◆ Request
Below is a listing; reproduce each line of it exactly.
——
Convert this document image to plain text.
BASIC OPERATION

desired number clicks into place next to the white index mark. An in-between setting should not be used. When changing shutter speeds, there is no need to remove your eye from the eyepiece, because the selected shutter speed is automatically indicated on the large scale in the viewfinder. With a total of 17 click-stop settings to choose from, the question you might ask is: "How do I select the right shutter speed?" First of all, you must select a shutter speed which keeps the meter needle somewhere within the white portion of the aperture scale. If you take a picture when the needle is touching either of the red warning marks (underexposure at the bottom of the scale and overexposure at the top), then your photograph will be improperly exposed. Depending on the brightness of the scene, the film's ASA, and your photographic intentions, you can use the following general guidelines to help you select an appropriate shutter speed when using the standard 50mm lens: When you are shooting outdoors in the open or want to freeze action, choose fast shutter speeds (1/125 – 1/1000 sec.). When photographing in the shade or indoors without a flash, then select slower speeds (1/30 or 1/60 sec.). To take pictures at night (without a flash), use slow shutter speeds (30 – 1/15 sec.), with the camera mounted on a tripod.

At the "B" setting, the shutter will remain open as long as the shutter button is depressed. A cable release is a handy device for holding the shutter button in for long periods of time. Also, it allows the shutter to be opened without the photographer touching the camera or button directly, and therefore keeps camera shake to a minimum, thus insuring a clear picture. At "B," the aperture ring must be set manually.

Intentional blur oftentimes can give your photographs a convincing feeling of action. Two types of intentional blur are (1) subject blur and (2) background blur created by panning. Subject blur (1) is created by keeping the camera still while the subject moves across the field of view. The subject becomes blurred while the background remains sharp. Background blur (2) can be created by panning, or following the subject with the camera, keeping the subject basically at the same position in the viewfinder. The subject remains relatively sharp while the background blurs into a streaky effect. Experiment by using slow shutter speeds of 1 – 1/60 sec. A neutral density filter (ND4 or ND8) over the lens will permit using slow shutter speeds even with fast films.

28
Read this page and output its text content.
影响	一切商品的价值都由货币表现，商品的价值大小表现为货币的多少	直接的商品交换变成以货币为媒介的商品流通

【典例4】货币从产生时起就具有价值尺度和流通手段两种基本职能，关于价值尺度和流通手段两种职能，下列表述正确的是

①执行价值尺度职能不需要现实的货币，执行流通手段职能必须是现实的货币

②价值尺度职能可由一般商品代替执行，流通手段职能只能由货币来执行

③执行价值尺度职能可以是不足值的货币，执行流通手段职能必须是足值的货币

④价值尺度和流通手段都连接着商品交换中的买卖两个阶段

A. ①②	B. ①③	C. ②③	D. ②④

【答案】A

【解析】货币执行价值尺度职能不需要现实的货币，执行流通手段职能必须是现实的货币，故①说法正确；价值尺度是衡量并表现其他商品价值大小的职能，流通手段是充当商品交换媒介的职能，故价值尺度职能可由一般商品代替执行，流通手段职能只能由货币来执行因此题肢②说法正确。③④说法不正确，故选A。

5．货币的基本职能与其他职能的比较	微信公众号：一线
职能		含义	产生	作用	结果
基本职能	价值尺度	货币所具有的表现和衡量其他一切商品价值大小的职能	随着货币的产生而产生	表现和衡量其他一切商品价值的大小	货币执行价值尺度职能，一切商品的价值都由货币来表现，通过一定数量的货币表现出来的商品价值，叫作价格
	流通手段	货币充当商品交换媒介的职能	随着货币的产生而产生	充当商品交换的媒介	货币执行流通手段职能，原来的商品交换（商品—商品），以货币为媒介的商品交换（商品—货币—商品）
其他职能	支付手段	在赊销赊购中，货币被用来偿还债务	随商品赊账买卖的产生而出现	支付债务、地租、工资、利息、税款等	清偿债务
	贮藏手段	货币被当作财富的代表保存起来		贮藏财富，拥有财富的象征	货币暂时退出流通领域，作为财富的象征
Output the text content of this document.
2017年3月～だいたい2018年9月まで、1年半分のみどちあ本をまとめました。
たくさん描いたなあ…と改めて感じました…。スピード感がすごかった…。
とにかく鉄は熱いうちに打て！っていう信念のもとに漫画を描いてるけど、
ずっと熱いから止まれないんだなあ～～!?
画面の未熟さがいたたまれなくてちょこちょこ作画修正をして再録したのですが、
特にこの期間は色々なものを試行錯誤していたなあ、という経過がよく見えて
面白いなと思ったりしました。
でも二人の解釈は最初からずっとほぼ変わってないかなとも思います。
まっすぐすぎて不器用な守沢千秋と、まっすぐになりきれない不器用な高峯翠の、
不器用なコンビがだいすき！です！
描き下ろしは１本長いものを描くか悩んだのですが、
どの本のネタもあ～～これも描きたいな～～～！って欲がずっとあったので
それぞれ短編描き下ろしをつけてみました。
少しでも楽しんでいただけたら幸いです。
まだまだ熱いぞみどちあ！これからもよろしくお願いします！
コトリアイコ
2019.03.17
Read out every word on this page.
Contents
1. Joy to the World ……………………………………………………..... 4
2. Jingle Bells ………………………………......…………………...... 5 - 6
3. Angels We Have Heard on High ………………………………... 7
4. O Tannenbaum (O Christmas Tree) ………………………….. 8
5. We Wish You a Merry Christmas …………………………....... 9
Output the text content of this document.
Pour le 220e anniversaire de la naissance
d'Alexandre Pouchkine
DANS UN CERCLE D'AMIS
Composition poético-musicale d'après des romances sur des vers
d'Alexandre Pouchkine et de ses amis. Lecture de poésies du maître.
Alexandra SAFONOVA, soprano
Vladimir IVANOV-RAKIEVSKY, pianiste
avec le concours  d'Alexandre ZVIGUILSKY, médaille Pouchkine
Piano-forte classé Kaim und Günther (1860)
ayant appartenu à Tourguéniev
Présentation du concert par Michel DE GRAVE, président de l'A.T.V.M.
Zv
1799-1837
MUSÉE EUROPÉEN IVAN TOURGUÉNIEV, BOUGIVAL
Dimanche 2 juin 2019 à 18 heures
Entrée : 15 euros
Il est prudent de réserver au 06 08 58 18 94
——
◆ Answer to this task
Convert this document image to plain text.
BASIC OPERATION

desired number clicks into place next to the white index mark. An in-between setting should not be used. When changing shutter speeds, there is no need to remove your eye from the eyepiece, because the selected shutter speed is automatically indicated on the large scale in the viewfinder. With a total of 17 click-stop settings to choose from, the question you might ask is: "How do I select the right shutter speed?" First of all, you must select a shutter speed which keeps the meter needle somewhere within the white portion of the aperture scale. If you take a picture when the needle is touching either of the red warning marks (underexposure at the bottom of the scale and overexposure at the top), then your photograph will be improperly exposed. Depending on the brightness of the scene, the film's ASA, and your photographic intentions, you can use the following general guidelines to help you select an appropriate shutter speed when using the standard 50mm lens: When you are shooting outdoors in the open or want to freeze action, choose fast shutter speeds (1/125 – 1/1000 sec.). When photographing in the shade or indoors without a flash, then select slower speeds (1/30 or 1/60 sec.). To take pictures at night (without a flash), use slow shutter speeds (30 – 1/15 sec.), with the camera mounted on a tripod.

At the "B" setting, the shutter will remain open as long as the shutter button is depressed. A cable release is a handy device for holding the shutter button in for long periods of time. Also, it allows the shutter to be opened without the photographer touching the camera or button directly, and therefore keeps camera shake to a minimum, thus insuring a clear picture. At "B," the aperture ring must be set manually.

Intentional blur oftentimes can give your photographs a convincing feeling of action. Two types of intentional blur are (1) subject blur and (2) background blur created by panning. Subject blur (1) is created by keeping the camera still while the subject moves across the field of view. The subject becomes blurred while the background remains sharp. Background blur (2) can be created by panning, or following the subject with the camera, keeping the subject basically at the same position in the viewfinder. The subject remains relatively sharp while the background blurs into a streaky effect. Experiment by using slow shutter speeds of 1 – 1/60 sec. A neutral density filter (ND4 or ND8) over the lens will permit using slow shutter speeds even with fast films.

28
Read this page and output its text content.
影响	一切商品的价值都由货币表现，商品的价值大小表现为货币的多少	直接的商品交换变成以货币为媒介的商品流通

【典例4】货币从产生时起就具有价值尺度和流通手段两种基本职能，关于价值尺度和流通手段两种职能，下列表述正确的是

①执行价值尺度职能不需要现实的货币，执行流通手段职能必须是现实的货币

②价值尺度职能可由一般商品代替执行，流通手段职能只能由货币来执行

③执行价值尺度职能可以是不足值的货币，执行流通手段职能必须是足值的货币

④价值尺度和流通手段都连接着商品交换中的买卖两个阶段

A. ①②	B. ①③	C. ②③	D. ②④

【答案】A

【解析】货币执行价值尺度职能不需要现实的货币，执行流通手段职能必须是现实的货币，故①说法正确；价值尺度是衡量并表现其他商品价值大小的职能，流通手段是充当商品交换媒介的职能，故价值尺度职能可由一般商品代替执行，流通手段职能只能由货币来执行因此题肢②说法正确。③④说法不正确，故选A。

5．货币的基本职能与其他职能的比较	微信公众号：一线
职能		含义	产生	作用	结果
基本职能	价值尺度	货币所具有的表现和衡量其他一切商品价值大小的职能	随着货币的产生而产生	表现和衡量其他一切商品价值的大小	货币执行价值尺度职能，一切商品的价值都由货币来表现，通过一定数量的货币表现出来的商品价值，叫作价格
	流通手段	货币充当商品交换媒介的职能	随着货币的产生而产生	充当商品交换的媒介	货币执行流通手段职能，原来的商品交换（商品—商品），以货币为媒介的商品交换（商品—货币—商品）
其他职能	支付手段	在赊销赊购中，货币被用来偿还债务	随商品赊账买卖的产生而出现	支付债务、地租、工资、利息、税款等	清偿债务
	贮藏手段	货币被当作财富的代表保存起来		贮藏财富，拥有财富的象征	货币暂时退出流通领域，作为财富的象征
Output the text content of this document.
2017年3月～だいたい2018年9月まで、1年半分のみどちあ本をまとめました。
たくさん描いたなあ…と改めて感じました…。スピード感がすごかった…。
とにかく鉄は熱いうちに打て！っていう信念のもとに漫画を描いてるけど、
ずっと熱いから止まれないんだなあ～～!?
画面の未熟さがいたたまれなくてちょこちょこ作画修正をして再録したのですが、
特にこの期間は色々なものを試行錯誤していたなあ、という経過がよく見えて
面白いなと思ったりしました。
でも二人の解釈は最初からずっとほぼ変わってないかなとも思います。
まっすぐすぎて不器用な守沢千秋と、まっすぐになりきれない不器用な高峯翠の、
不器用なコンビがだいすき！です！
描き下ろしは１本長いものを描くか悩んだのですが、
どの本のネタもあ～～これも描きたいな～～～！って欲がずっとあったので
それぞれ短編描き下ろしをつけてみました。
少しでも楽しんでいただけたら幸いです。
まだまだ熱いぞみどちあ！これからもよろしくお願いします！
コトリアイコ
2019.03.17
Read out every word on this page.
Contents
1. Joy to the World ……………………………………………………..... 4
2. Jingle Bells ………………………………......…………………...... 5 - 6
3. Angels We Have Heard on High ………………………………... 7
4. O Tannenbaum (O Christmas Tree) ………………………….. 8
5. We Wish You a Merry Christmas …………………………....... 9
Output the text content of this document.
Pour le 220e anniversaire de la naissance
d'Alexandre Pouchkine
DANS UN CERCLE D'AMIS
Composition poético-musicale d'après des romances sur des vers
d'Alexandre Pouchkine et de ses amis. Lecture de poésies du maître.
Alexandra SAFONOVA, soprano
Vladimir IVANOV-RAKIEVSKY, pianiste
avec le concours  d'Alexandre ZVIGUILSKY, médaille Pouchkine
Piano-forte classé Kaim und Günther (1860)
ayant appartenu à Tourguéniev
Présentation du concert par Michel DE GRAVE, président de l'A.T.V.M.
Zv
1799-1837
MUSÉE EUROPÉEN IVAN TOURGUÉNIEV, BOUGIVAL
Dimanche 2 juin 2019 à 18 heures
Entrée : 15 euros
Il est prudent de réserver au 06 08 58 18 94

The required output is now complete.